Figure record listings
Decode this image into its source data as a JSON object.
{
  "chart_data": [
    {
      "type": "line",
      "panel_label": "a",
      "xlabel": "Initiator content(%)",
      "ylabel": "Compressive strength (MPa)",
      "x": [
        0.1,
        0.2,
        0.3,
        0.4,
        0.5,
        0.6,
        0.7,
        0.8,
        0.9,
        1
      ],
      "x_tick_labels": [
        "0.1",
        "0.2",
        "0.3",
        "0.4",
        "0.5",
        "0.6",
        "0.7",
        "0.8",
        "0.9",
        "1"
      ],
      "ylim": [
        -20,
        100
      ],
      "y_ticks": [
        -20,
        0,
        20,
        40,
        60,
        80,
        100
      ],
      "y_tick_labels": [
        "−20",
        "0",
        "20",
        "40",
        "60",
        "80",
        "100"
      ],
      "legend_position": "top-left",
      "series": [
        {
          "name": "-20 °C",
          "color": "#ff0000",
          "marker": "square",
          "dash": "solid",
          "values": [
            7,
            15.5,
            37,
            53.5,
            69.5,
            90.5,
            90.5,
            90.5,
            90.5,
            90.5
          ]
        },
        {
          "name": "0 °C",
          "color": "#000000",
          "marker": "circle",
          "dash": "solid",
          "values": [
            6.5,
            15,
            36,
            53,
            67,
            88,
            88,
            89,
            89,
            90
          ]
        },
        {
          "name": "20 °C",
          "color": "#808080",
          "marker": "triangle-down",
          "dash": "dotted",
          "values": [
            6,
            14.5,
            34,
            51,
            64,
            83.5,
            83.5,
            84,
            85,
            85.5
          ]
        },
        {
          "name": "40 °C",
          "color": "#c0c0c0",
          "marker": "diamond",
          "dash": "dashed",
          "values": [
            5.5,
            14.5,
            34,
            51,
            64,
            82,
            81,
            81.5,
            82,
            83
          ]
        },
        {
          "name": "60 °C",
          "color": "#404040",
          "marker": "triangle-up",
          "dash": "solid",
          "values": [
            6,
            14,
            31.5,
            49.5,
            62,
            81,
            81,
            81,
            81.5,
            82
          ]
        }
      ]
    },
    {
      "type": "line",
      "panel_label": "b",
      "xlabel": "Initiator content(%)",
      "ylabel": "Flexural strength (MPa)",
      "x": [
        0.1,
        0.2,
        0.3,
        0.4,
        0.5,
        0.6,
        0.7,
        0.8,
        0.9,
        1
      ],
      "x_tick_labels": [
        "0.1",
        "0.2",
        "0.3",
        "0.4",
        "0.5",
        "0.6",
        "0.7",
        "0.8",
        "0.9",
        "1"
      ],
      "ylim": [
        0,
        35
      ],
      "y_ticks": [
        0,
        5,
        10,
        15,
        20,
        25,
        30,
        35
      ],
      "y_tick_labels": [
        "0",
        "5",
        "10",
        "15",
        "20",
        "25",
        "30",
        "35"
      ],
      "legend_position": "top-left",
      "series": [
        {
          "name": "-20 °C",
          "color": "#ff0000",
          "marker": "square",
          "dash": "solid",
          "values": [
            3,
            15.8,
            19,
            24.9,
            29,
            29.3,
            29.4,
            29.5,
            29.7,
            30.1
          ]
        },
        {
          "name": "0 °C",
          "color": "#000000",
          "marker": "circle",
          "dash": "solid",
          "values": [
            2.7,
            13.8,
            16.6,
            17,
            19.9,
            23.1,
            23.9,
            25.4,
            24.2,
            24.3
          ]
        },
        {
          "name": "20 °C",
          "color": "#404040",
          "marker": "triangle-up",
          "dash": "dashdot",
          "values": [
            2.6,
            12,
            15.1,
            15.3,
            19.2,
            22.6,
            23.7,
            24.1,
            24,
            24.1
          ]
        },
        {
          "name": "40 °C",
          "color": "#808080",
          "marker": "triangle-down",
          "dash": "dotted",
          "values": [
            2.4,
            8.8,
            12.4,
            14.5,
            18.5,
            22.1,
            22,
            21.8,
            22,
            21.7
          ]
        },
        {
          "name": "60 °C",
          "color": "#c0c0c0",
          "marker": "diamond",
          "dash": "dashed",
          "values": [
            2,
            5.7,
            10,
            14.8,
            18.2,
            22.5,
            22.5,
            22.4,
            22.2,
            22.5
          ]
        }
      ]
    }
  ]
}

WORK TO COMPLETE
Please reproduce every line of the material word for word.

CORRECT OUTPUT
Decode this image into its source data as a JSON object.
{
  "chart_data": [
    {
      "type": "line",
      "panel_label": "a",
      "xlabel": "Initiator content(%)",
      "ylabel": "Compressive strength (MPa)",
      "x": [
        0.1,
        0.2,
        0.3,
        0.4,
        0.5,
        0.6,
        0.7,
        0.8,
        0.9,
        1
      ],
      "x_tick_labels": [
        "0.1",
        "0.2",
        "0.3",
        "0.4",
        "0.5",
        "0.6",
        "0.7",
        "0.8",
        "0.9",
        "1"
      ],
      "ylim": [
        -20,
        100
      ],
      "y_ticks": [
        -20,
        0,
        20,
        40,
        60,
        80,
        100
      ],
      "y_tick_labels": [
        "−20",
        "0",
        "20",
        "40",
        "60",
        "80",
        "100"
      ],
      "legend_position": "top-left",
      "series": [
        {
          "name": "-20 °C",
          "color": "#ff0000",
          "marker": "square",
          "dash": "solid",
          "values": [
            7,
            15.5,
            37,
            53.5,
            69.5,
            90.5,
            90.5,
            90.5,
            90.5,
            90.5
          ]
        },
        {
          "name": "0 °C",
          "color": "#000000",
          "marker": "circle",
          "dash": "solid",
          "values": [
            6.5,
            15,
            36,
            53,
            67,
            88,
            88,
            89,
            89,
            90
          ]
        },
        {
          "name": "20 °C",
          "color": "#808080",
          "marker": "triangle-down",
          "dash": "dotted",
          "values": [
            6,
            14.5,
            34,
            51,
            64,
            83.5,
            83.5,
            84,
            85,
            85.5
          ]
        },
        {
          "name": "40 °C",
          "color": "#c0c0c0",
          "marker": "diamond",
          "dash": "dashed",
          "values": [
            5.5,
            14.5,
            34,
            51,
            64,
            82,
            81,
            81.5,
            82,
            83
          ]
        },
        {
          "name": "60 °C",
          "color": "#404040",
          "marker": "triangle-up",
          "dash": "solid",
          "values": [
            6,
            14,
            31.5,
            49.5,
            62,
            81,
            81,
            81,
            81.5,
            82
          ]
        }
      ]
    },
    {
      "type": "line",
      "panel_label": "b",
      "xlabel": "Initiator content(%)",
      "ylabel": "Flexural strength (MPa)",
      "x": [
        0.1,
        0.2,
        0.3,
        0.4,
        0.5,
        0.6,
        0.7,
        0.8,
        0.9,
        1
      ],
      "x_tick_labels": [
        "0.1",
        "0.2",
        "0.3",
        "0.4",
        "0.5",
        "0.6",
        "0.7",
        "0.8",
        "0.9",
        "1"
      ],
      "ylim": [
        0,
        35
      ],
      "y_ticks": [
        0,
        5,
        10,
        15,
        20,
        25,
        30,
        35
      ],
      "y_tick_labels": [
        "0",
        "5",
        "10",
        "15",
        "20",
        "25",
        "30",
        "35"
      ],
      "legend_position": "top-left",
      "series": [
        {
          "name": "-20 °C",
          "color": "#ff0000",
          "marker": "square",
          "dash": "solid",
          "values": [
            3,
            15.8,
            19,
            24.9,
            29,
            29.3,
            29.4,
            29.5,
            29.7,
            30.1
          ]
        },
        {
          "name": "0 °C",
          "color": "#000000",
          "marker": "circle",
          "dash": "solid",
          "values": [
            2.7,
            13.8,
            16.6,
            17,
            19.9,
            23.1,
            23.9,
            25.4,
            24.2,
            24.3
          ]
        },
        {
          "name": "20 °C",
          "color": "#404040",
          "marker": "triangle-up",
          "dash": "dashdot",
          "values": [
            2.6,
            12,
            15.1,
            15.3,
            19.2,
            22.6,
            23.7,
            24.1,
            24,
            24.1
          ]
        },
        {
          "name": "40 °C",
          "color": "#808080",
          "marker": "triangle-down",
          "dash": "dotted",
          "values": [
            2.4,
            8.8,
            12.4,
            14.5,
            18.5,
            22.1,
            22,
            21.8,
            22,
            21.7
          ]
        },
        {
          "name": "60 °C",
          "color": "#c0c0c0",
          "marker": "diamond",
          "dash": "dashed",
          "values": [
            2,
            5.7,
            10,
            14.8,
            18.2,
            22.5,
            22.5,
            22.4,
            22.2,
            22.5
          ]
        }
      ]
    }
  ]
}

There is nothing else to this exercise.